→ **Data rows**
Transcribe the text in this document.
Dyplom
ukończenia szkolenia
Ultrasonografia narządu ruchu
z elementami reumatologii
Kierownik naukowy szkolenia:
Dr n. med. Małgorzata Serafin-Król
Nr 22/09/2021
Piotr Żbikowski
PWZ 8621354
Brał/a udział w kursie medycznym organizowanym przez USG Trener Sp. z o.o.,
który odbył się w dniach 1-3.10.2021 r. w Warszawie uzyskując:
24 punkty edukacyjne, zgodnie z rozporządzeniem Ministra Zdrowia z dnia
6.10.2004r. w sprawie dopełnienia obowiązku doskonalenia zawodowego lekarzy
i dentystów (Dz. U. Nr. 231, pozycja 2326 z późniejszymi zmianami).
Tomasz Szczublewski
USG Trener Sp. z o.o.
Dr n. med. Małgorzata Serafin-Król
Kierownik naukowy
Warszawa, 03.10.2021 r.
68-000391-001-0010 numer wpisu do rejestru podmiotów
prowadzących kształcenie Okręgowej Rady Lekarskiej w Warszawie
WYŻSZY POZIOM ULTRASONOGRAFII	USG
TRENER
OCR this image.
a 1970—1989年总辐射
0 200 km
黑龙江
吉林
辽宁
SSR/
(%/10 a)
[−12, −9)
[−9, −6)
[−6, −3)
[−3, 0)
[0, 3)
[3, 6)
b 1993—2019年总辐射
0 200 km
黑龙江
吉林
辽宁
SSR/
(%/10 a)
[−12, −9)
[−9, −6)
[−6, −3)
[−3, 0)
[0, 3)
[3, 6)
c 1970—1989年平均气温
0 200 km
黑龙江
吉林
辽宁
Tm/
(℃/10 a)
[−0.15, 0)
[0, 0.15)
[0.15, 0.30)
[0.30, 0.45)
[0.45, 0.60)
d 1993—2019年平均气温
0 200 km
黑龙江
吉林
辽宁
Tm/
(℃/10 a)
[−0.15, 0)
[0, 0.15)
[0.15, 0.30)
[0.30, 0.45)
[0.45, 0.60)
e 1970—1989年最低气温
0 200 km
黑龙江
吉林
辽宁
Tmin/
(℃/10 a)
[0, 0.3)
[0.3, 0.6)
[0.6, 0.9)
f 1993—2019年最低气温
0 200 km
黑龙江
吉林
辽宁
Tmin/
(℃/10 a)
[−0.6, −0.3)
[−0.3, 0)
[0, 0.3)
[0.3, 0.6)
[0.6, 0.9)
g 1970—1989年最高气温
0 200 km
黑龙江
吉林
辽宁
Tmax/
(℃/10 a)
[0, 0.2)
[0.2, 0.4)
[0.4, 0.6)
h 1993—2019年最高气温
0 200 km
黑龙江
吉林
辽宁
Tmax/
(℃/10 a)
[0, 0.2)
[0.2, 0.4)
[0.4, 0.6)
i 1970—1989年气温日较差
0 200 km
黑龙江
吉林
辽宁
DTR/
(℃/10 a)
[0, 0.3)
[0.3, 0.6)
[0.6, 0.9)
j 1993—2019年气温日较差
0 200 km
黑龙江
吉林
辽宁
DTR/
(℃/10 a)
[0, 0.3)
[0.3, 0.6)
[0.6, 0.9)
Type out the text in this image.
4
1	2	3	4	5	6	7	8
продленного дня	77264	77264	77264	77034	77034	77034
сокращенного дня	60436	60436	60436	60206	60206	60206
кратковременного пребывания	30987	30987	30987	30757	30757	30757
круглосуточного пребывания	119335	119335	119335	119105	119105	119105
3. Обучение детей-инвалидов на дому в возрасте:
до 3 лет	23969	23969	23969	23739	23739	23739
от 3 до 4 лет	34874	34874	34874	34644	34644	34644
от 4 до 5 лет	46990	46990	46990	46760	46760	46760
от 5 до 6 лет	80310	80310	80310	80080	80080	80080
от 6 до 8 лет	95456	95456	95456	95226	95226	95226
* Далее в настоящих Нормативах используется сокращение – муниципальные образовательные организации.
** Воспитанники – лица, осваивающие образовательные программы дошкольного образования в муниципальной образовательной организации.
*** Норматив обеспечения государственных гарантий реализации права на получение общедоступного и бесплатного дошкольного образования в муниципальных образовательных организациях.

→ **Your task**
Choose all lines containing the string "образования" and copy them out.

→ **Exercise output**
** Воспитанники – лица, осваивающие образовательные программы дошкольного образования в муниципальной образовательной организации.
*** Норматив обеспечения государственных гарантий реализации права на получение общедоступного и бесплатного дошкольного образования в муниципальных образовательных организациях.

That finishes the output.